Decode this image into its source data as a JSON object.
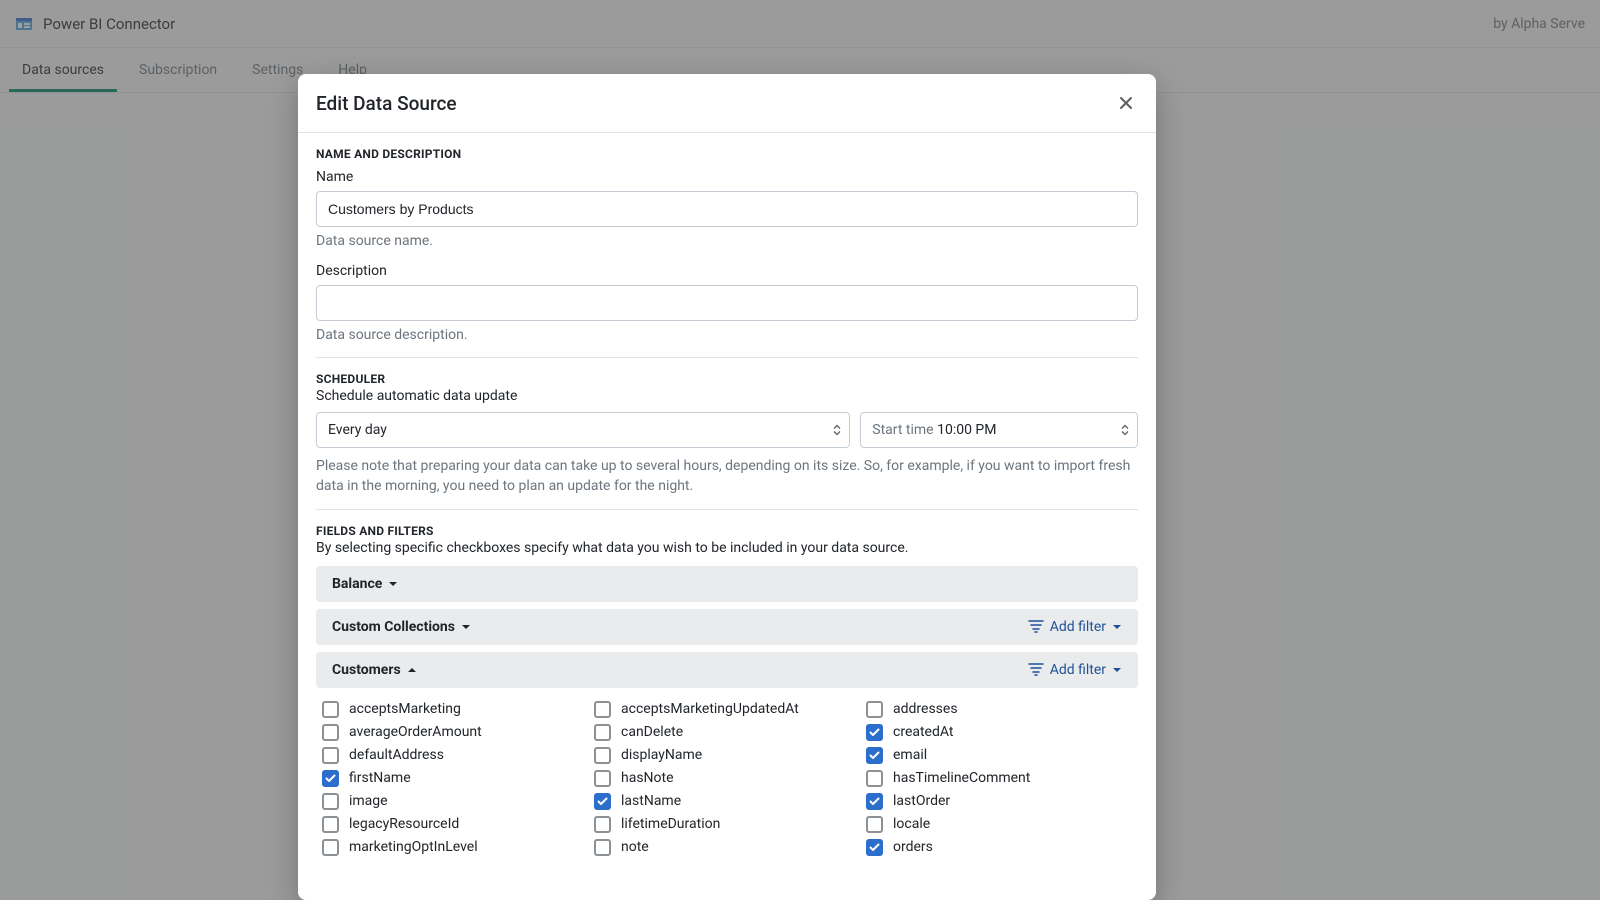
{
  "header": {
    "title": "Power BI Connector",
    "by": "by Alpha Serve"
  },
  "tabs": [
    "Data sources",
    "Subscription",
    "Settings",
    "Help"
  ],
  "modal": {
    "title": "Edit Data Source",
    "section_name_desc": "NAME AND DESCRIPTION",
    "name_label": "Name",
    "name_value": "Customers by Products",
    "name_helper": "Data source name.",
    "desc_label": "Description",
    "desc_value": "",
    "desc_helper": "Data source description.",
    "section_scheduler": "SCHEDULER",
    "scheduler_sub": "Schedule automatic data update",
    "freq": "Every day",
    "start_prefix": "Start time",
    "start_value": "10:00 PM",
    "scheduler_note": "Please note that preparing your data can take up to several hours, depending on its size. So, for example, if you want to import fresh data in the morning, you need to plan an update for the night.",
    "section_fields": "FIELDS AND FILTERS",
    "fields_sub": "By selecting specific checkboxes specify what data you wish to be included in your data source.",
    "add_filter": "Add filter",
    "accordions": {
      "balance": "Balance",
      "custom_collections": "Custom Collections",
      "customers": "Customers"
    },
    "customer_fields": [
      {
        "label": "acceptsMarketing",
        "checked": false
      },
      {
        "label": "acceptsMarketingUpdatedAt",
        "checked": false
      },
      {
        "label": "addresses",
        "checked": false
      },
      {
        "label": "averageOrderAmount",
        "checked": false
      },
      {
        "label": "canDelete",
        "checked": false
      },
      {
        "label": "createdAt",
        "checked": true
      },
      {
        "label": "defaultAddress",
        "checked": false
      },
      {
        "label": "displayName",
        "checked": false
      },
      {
        "label": "email",
        "checked": true
      },
      {
        "label": "firstName",
        "checked": true
      },
      {
        "label": "hasNote",
        "checked": false
      },
      {
        "label": "hasTimelineComment",
        "checked": false
      },
      {
        "label": "image",
        "checked": false
      },
      {
        "label": "lastName",
        "checked": true
      },
      {
        "label": "lastOrder",
        "checked": true
      },
      {
        "label": "legacyResourceId",
        "checked": false
      },
      {
        "label": "lifetimeDuration",
        "checked": false
      },
      {
        "label": "locale",
        "checked": false
      },
      {
        "label": "marketingOptInLevel",
        "checked": false
      },
      {
        "label": "note",
        "checked": false
      },
      {
        "label": "orders",
        "checked": true
      }
    ]
  }
}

- [TASK GOAL]: Every record is to be reproduced exactly, with no pictures included.

- [RESPONSE TO THIS EXERCISE]:
Decode this image into its source data as a JSON object.
{
  "header": {
    "title": "Power BI Connector",
    "by": "by Alpha Serve"
  },
  "tabs": [
    "Data sources",
    "Subscription",
    "Settings",
    "Help"
  ],
  "modal": {
    "title": "Edit Data Source",
    "section_name_desc": "NAME AND DESCRIPTION",
    "name_label": "Name",
    "name_value": "Customers by Products",
    "name_helper": "Data source name.",
    "desc_label": "Description",
    "desc_value": "",
    "desc_helper": "Data source description.",
    "section_scheduler": "SCHEDULER",
    "scheduler_sub": "Schedule automatic data update",
    "freq": "Every day",
    "start_prefix": "Start time",
    "start_value": "10:00 PM",
    "scheduler_note": "Please note that preparing your data can take up to several hours, depending on its size. So, for example, if you want to import fresh data in the morning, you need to plan an update for the night.",
    "section_fields": "FIELDS AND FILTERS",
    "fields_sub": "By selecting specific checkboxes specify what data you wish to be included in your data source.",
    "add_filter": "Add filter",
    "accordions": {
      "balance": "Balance",
      "custom_collections": "Custom Collections",
      "customers": "Customers"
    },
    "customer_fields": [
      {
        "label": "acceptsMarketing",
        "checked": false
      },
      {
        "label": "acceptsMarketingUpdatedAt",
        "checked": false
      },
      {
        "label": "addresses",
        "checked": false
      },
      {
        "label": "averageOrderAmount",
        "checked": false
      },
      {
        "label": "canDelete",
        "checked": false
      },
      {
        "label": "createdAt",
        "checked": true
      },
      {
        "label": "defaultAddress",
        "checked": false
      },
      {
        "label": "displayName",
        "checked": false
      },
      {
        "label": "email",
        "checked": true
      },
      {
        "label": "firstName",
        "checked": true
      },
      {
        "label": "hasNote",
        "checked": false
      },
      {
        "label": "hasTimelineComment",
        "checked": false
      },
      {
        "label": "image",
        "checked": false
      },
      {
        "label": "lastName",
        "checked": true
      },
      {
        "label": "lastOrder",
        "checked": true
      },
      {
        "label": "legacyResourceId",
        "checked": false
      },
      {
        "label": "lifetimeDuration",
        "checked": false
      },
      {
        "label": "locale",
        "checked": false
      },
      {
        "label": "marketingOptInLevel",
        "checked": false
      },
      {
        "label": "note",
        "checked": false
      },
      {
        "label": "orders",
        "checked": true
      }
    ]
  }
}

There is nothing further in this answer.